Task statement >> In the SQL set operations text below, rewrite the paragraph beginning "The comparision between set theory and SQL" as a short bulleted list that keeps its main facts.

Structured Query Language/SELECT: Set Operations

From Wikibooks, open books for an open world
Jump to: navigation, search

← SELECT: Predefined Functions | SELECT: Case Expression →

Tables, views and results of SELECT commands are in somewhat similar to sets of set theory. In this comparision the elements of sets correspond to rows of tables, views and SELECT results. The differences between set theory and the itemized SQL constructs are:

  • Sets of set theory do not allow duplicates whereas SQL allows duplicates. (Even different rows of one table may be identical as there is no duty to use the concept of primary keys.) In the following we use the term multiset when we speak about sets in SQL where duplicates are possible.
  • Sets of set theory and multisets are not ordered. But for the result of a SELECT command we can enforce an ordering by means of the optional ORDER BY clause.

The comparision between set theory and SQL goes even further. In SQL we have operations which acts on multisets in the sense of set theory: The SQL operations UNION, INTERSECT and EXCEPT (some name it MINUS) process intermediate multisets generated by differents SELECT commands. The operations expect the multisets are of the same type. This means mainly that they must have the same number of columns. Also their data type should correlate, but this is not mandatory. If they do not, the DBMS will cast them to a common data type - if possible.

Records supplied >>
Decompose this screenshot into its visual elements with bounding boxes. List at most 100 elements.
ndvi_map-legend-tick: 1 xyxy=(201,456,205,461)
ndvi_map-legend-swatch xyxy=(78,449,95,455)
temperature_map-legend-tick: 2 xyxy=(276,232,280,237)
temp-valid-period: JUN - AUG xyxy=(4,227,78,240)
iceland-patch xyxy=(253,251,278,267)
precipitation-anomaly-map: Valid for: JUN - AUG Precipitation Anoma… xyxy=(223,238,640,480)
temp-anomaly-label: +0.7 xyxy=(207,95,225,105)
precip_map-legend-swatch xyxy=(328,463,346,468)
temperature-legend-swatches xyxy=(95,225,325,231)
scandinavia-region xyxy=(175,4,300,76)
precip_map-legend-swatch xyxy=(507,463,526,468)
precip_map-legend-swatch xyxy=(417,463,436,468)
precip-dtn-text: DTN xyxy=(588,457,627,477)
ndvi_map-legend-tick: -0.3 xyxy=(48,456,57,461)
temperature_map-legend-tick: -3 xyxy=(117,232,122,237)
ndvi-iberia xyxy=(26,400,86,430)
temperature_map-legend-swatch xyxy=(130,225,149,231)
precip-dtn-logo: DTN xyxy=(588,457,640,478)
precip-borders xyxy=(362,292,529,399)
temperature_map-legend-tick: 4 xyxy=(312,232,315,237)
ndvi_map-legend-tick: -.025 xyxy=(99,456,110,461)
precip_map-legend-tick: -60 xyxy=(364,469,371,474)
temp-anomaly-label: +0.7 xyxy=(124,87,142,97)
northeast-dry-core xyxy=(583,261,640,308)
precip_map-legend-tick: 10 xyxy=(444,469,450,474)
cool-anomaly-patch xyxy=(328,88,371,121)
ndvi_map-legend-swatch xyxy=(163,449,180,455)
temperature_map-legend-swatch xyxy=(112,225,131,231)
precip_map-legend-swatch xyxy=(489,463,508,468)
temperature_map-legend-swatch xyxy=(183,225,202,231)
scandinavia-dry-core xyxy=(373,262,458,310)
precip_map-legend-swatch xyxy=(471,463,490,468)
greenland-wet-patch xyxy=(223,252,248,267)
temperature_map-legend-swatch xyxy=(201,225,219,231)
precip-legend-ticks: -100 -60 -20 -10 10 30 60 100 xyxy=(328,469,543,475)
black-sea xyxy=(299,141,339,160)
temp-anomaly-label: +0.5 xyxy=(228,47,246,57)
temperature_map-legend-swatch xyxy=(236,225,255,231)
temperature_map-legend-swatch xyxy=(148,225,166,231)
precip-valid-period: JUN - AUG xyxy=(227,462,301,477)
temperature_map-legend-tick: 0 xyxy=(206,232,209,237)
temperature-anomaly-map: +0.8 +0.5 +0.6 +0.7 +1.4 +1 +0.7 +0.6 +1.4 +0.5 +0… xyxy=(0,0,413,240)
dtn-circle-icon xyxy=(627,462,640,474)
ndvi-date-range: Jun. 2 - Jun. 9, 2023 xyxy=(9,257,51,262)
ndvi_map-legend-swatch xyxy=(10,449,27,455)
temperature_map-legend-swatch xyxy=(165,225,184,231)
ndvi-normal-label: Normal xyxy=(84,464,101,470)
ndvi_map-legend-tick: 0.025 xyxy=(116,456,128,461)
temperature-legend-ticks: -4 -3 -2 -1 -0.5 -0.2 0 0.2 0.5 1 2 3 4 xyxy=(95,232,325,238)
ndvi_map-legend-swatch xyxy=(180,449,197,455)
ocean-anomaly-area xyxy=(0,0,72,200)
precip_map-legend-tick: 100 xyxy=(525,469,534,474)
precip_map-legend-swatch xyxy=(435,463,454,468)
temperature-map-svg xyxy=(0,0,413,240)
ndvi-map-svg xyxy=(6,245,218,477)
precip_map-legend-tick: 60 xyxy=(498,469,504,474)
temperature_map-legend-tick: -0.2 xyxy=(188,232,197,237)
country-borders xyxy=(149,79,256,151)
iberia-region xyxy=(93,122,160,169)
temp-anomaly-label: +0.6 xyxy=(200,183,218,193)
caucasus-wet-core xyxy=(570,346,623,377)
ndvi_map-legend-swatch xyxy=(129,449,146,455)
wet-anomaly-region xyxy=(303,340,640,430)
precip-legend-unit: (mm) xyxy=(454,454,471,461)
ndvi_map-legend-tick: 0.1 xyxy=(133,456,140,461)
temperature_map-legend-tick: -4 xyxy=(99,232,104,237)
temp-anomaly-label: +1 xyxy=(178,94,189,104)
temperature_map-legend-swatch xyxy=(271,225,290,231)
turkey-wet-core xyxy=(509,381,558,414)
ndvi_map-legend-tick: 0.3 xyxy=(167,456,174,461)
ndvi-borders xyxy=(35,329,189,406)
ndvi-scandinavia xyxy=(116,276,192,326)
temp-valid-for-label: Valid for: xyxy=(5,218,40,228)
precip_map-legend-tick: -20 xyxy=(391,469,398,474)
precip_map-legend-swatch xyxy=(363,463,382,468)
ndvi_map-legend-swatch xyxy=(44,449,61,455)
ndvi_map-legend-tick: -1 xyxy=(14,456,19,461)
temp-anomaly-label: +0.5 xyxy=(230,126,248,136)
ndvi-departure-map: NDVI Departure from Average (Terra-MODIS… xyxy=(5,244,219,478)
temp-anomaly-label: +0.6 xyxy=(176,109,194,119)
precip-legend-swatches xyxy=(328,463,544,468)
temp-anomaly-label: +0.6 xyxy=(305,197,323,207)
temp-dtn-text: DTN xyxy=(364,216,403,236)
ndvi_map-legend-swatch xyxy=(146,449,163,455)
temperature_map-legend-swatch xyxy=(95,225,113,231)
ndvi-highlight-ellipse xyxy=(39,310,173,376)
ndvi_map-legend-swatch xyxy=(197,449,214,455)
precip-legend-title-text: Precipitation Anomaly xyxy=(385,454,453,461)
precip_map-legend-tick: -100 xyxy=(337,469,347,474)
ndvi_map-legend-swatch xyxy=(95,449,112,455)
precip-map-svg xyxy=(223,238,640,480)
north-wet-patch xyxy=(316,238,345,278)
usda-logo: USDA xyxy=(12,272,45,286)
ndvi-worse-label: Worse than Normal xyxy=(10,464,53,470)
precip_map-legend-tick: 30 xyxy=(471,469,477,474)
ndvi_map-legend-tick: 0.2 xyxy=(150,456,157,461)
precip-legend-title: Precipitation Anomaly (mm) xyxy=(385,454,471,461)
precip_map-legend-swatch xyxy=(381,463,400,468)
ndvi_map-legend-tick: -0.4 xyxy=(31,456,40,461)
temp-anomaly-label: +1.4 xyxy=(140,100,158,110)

Finished task >>
- SQL has operations that act on multisets in the set-theory sense: UNION, INTERSECT and EXCEPT (which some call MINUS).
- They process intermediate multisets generated by different SELECT commands.
- The multisets must be of the same type, which mainly means having the same number of columns.
- Their data types should correlate but need not; if they don't, the DBMS casts them to a common data type if possible.